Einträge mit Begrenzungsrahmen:
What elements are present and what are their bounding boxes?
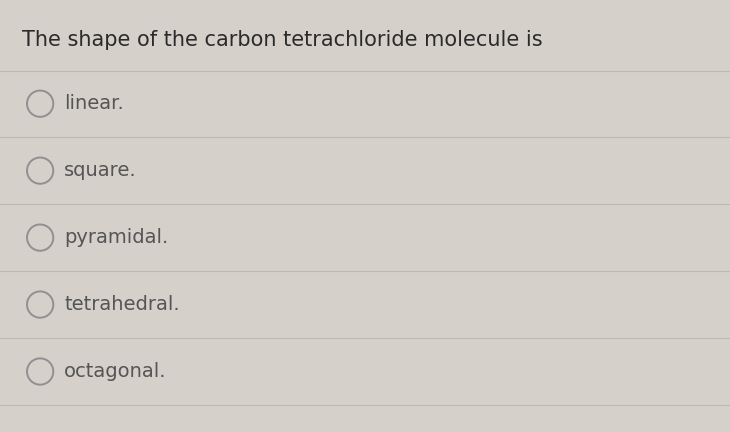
Text: pyramidal.: pyramidal. xyxy=(64,228,169,247)
Text: octagonal.: octagonal. xyxy=(64,362,166,381)
Text: The shape of the carbon tetrachloride molecule is: The shape of the carbon tetrachloride mo… xyxy=(22,30,542,50)
Text: square.: square. xyxy=(64,161,137,180)
Text: linear.: linear. xyxy=(64,94,124,113)
Text: tetrahedral.: tetrahedral. xyxy=(64,295,180,314)
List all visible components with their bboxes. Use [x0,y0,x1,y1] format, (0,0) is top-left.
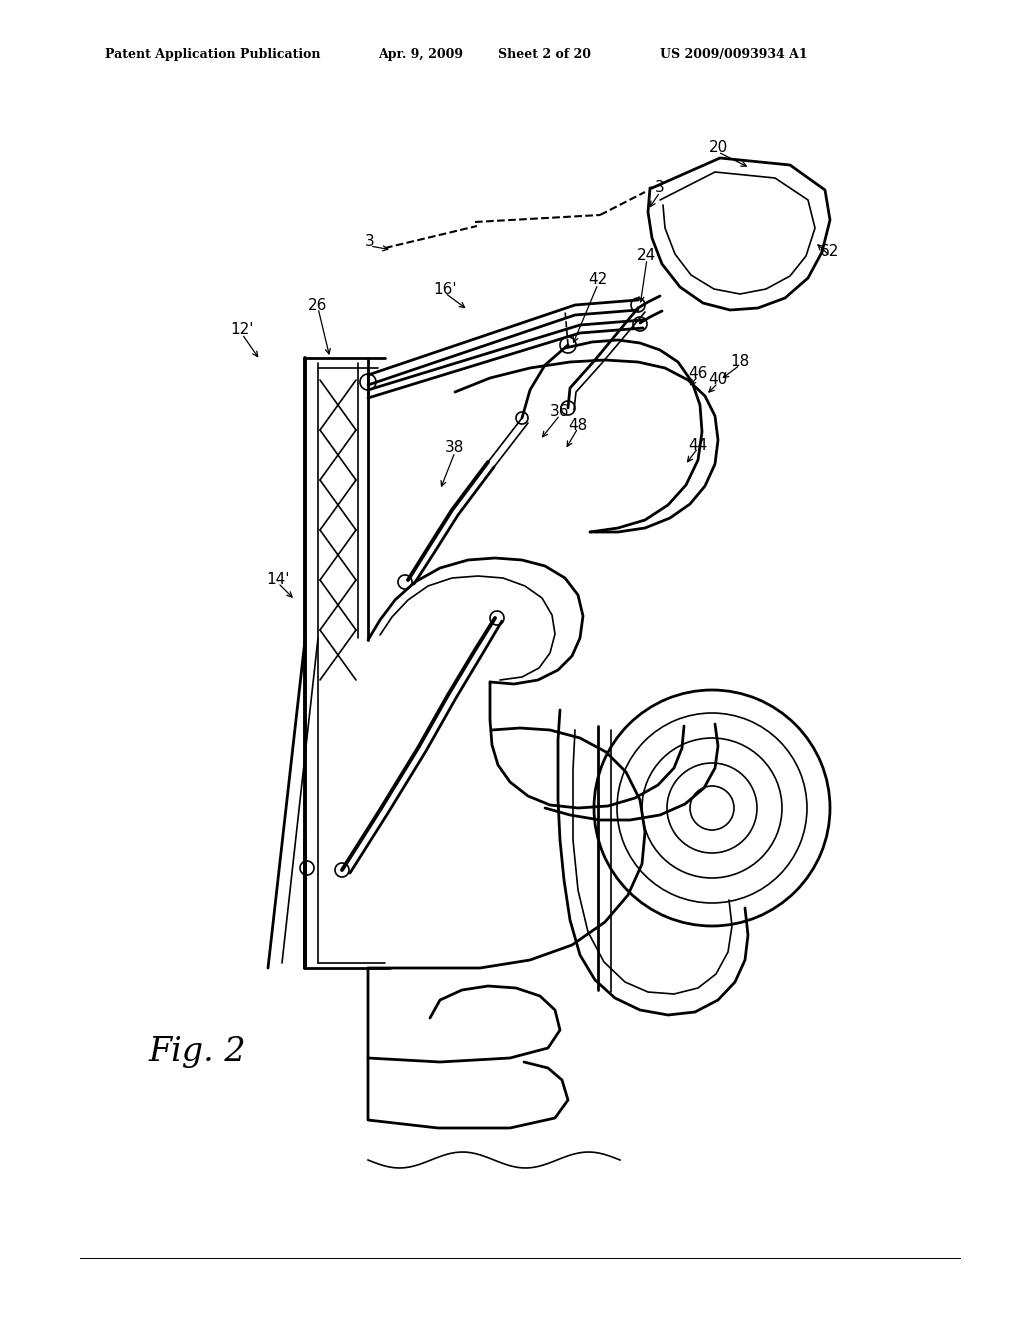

ZIEL DER ÜBUNG: Wandelst du die Zeilen der obigen Daten vollständig in eine nummerierte Liste um, ohne Leerzeilen und ohne die Bilder?

ANTWORT ZUR ÜBUNG:
1. What elements are present and what are their bounding boxes?
2. Text: pyramidal.: pyramidal. xyxy=(64,228,169,247)
3. Text: octagonal.: octagonal. xyxy=(64,362,166,381)
4. Text: The shape of the carbon tetrachloride molecule is: The shape of the carbon tetrachloride mo… xyxy=(22,30,542,50)
5. Text: square.: square. xyxy=(64,161,137,180)
6. Text: linear.: linear. xyxy=(64,94,124,113)
7. Text: tetrahedral.: tetrahedral. xyxy=(64,295,180,314)
8. List all visible components with their bboxes. Use [x0,y0,x1,y1] format, (0,0) is top-left.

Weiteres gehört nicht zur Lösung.